Exercise goal
Edit the items below by changing each "band-line" to "band-curve". Leave every other character as it is.

Start of Data supplied

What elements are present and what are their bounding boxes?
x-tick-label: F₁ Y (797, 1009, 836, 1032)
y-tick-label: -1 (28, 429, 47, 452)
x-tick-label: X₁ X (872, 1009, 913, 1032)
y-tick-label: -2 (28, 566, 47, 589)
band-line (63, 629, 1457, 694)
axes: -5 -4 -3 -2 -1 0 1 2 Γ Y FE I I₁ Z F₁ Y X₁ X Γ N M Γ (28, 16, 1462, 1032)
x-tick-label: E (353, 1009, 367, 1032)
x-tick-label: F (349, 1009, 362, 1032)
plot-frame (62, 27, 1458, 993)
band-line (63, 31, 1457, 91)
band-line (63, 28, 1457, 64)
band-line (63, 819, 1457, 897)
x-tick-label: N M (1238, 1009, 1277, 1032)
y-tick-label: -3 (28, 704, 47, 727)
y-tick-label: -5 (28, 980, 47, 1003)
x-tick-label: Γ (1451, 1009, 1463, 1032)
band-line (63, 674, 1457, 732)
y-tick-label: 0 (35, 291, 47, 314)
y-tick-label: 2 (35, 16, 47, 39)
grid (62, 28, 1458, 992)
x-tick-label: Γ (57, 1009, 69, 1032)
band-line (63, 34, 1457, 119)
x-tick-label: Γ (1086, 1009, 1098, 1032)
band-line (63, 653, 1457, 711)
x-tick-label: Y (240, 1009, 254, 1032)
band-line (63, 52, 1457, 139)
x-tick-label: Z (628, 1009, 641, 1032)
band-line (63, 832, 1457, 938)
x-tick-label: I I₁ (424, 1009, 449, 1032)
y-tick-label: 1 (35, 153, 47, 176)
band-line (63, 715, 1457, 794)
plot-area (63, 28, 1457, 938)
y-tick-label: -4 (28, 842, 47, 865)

End of Data supplied

Output of the exercise
What elements are present and what are their bounding boxes?
x-tick-label: F₁ Y (797, 1009, 836, 1032)
y-tick-label: -1 (28, 429, 47, 452)
x-tick-label: X₁ X (872, 1009, 913, 1032)
y-tick-label: -2 (28, 566, 47, 589)
band-curve (63, 629, 1457, 694)
axes: -5 -4 -3 -2 -1 0 1 2 Γ Y FE I I₁ Z F₁ Y X₁ X Γ N M Γ (28, 16, 1462, 1032)
x-tick-label: E (353, 1009, 367, 1032)
x-tick-label: F (349, 1009, 362, 1032)
plot-frame (62, 27, 1458, 993)
band-curve (63, 31, 1457, 91)
band-curve (63, 28, 1457, 64)
band-curve (63, 819, 1457, 897)
x-tick-label: N M (1238, 1009, 1277, 1032)
y-tick-label: -3 (28, 704, 47, 727)
y-tick-label: -5 (28, 980, 47, 1003)
x-tick-label: Γ (1451, 1009, 1463, 1032)
band-curve (63, 674, 1457, 732)
y-tick-label: 0 (35, 291, 47, 314)
y-tick-label: 2 (35, 16, 47, 39)
grid (62, 28, 1458, 992)
x-tick-label: Γ (57, 1009, 69, 1032)
band-curve (63, 34, 1457, 119)
x-tick-label: Γ (1086, 1009, 1098, 1032)
band-curve (63, 653, 1457, 711)
x-tick-label: Y (240, 1009, 254, 1032)
band-curve (63, 52, 1457, 139)
x-tick-label: Z (628, 1009, 641, 1032)
band-curve (63, 832, 1457, 938)
x-tick-label: I I₁ (424, 1009, 449, 1032)
y-tick-label: 1 (35, 153, 47, 176)
band-curve (63, 715, 1457, 794)
plot-area (63, 28, 1457, 938)
y-tick-label: -4 (28, 842, 47, 865)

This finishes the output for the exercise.